Pull every "DVD通信講座" line out of the data below.

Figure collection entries
_ _ _ _

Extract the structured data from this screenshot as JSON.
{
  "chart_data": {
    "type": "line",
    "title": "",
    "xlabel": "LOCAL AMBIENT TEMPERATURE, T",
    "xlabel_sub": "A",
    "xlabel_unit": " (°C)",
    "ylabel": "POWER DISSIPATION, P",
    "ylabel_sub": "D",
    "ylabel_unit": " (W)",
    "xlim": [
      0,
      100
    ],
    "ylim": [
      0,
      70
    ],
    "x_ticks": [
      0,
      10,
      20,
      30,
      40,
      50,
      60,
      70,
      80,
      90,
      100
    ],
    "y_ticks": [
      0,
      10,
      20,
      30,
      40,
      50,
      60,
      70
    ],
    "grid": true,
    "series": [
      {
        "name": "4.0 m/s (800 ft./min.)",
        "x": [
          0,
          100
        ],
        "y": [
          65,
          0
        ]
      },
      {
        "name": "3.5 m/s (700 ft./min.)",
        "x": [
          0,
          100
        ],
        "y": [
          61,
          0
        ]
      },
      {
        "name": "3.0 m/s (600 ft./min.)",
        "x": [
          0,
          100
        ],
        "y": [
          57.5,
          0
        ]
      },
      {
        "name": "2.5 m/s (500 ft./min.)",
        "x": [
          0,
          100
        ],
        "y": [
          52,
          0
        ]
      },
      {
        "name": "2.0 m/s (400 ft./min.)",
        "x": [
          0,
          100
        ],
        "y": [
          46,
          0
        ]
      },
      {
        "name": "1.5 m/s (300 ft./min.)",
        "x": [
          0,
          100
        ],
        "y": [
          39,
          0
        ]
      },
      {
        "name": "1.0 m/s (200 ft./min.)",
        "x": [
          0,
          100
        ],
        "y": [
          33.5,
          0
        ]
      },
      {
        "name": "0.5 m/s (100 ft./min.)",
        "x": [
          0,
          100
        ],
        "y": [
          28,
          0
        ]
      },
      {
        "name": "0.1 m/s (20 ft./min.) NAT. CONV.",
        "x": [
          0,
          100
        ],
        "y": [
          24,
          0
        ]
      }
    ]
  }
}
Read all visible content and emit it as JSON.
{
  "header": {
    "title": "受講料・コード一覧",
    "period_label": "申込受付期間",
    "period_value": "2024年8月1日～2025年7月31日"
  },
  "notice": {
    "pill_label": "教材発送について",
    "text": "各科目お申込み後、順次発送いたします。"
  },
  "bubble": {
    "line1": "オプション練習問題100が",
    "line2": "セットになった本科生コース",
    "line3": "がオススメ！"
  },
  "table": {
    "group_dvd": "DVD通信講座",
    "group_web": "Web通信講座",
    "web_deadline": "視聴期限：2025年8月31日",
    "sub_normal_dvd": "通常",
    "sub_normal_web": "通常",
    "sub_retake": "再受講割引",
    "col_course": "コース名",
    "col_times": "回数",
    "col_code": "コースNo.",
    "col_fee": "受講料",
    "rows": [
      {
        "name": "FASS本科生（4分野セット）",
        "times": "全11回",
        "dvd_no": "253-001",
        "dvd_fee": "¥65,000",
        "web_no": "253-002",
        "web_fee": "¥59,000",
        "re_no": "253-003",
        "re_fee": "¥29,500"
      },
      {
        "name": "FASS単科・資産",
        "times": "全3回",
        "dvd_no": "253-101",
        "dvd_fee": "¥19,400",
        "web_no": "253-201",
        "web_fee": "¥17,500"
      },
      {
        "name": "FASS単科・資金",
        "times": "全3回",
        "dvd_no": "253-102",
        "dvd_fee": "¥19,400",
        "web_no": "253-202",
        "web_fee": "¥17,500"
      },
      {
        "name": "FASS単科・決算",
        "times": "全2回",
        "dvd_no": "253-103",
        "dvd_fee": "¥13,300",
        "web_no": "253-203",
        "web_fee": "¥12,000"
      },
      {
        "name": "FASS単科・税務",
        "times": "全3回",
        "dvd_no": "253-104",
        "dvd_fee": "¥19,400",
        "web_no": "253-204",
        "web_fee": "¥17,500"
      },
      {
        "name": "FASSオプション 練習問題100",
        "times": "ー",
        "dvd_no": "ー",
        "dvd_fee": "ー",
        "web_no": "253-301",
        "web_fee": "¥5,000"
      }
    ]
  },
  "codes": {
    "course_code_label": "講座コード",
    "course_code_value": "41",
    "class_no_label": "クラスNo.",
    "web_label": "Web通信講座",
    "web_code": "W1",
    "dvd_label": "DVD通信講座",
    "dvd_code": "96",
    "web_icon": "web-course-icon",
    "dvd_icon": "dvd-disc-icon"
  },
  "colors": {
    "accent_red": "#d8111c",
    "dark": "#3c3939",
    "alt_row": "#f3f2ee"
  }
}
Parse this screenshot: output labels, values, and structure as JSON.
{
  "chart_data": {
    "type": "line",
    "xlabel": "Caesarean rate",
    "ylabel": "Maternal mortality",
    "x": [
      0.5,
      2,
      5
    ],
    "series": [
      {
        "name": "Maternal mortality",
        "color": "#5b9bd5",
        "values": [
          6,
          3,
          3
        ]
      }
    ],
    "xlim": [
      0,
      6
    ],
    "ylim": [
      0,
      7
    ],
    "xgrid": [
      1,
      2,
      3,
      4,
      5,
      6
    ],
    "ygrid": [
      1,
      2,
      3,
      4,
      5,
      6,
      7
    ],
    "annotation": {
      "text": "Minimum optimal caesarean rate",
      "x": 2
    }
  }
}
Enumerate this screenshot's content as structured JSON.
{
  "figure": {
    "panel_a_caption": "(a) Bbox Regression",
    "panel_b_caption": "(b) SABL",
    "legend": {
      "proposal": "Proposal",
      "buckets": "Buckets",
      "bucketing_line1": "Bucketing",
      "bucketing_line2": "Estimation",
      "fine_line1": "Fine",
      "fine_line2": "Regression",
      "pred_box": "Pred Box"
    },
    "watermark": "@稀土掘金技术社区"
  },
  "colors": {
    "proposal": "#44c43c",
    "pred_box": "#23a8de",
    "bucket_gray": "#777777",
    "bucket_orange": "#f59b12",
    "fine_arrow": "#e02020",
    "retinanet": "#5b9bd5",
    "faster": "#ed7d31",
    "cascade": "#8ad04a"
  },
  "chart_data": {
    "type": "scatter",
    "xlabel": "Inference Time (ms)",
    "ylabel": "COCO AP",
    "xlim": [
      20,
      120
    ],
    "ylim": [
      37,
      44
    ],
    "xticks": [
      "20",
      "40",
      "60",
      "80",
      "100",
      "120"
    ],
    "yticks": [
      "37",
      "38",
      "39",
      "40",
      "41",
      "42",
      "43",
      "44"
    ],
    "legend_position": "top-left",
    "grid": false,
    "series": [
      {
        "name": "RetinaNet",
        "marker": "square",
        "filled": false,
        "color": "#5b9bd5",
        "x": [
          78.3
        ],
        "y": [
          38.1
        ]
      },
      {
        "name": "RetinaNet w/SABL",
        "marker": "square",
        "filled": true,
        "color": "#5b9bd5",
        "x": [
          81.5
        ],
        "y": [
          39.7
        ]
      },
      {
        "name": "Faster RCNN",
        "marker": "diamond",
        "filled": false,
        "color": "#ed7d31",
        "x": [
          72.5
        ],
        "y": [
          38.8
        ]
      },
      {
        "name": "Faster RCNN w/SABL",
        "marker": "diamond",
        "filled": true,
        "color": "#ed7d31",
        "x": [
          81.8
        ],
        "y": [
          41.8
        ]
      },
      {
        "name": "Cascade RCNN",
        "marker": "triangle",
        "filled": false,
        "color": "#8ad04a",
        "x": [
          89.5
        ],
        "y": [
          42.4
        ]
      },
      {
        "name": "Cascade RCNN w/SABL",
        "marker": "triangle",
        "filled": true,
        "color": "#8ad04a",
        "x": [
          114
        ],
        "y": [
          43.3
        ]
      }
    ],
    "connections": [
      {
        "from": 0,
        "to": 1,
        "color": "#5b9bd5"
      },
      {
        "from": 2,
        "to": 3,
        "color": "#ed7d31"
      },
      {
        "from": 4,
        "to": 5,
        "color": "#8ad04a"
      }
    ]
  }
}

_ _ _ _

**Answer to the exercise:**
    "group_dvd": "DVD通信講座",
    "dvd_label": "DVD通信講座",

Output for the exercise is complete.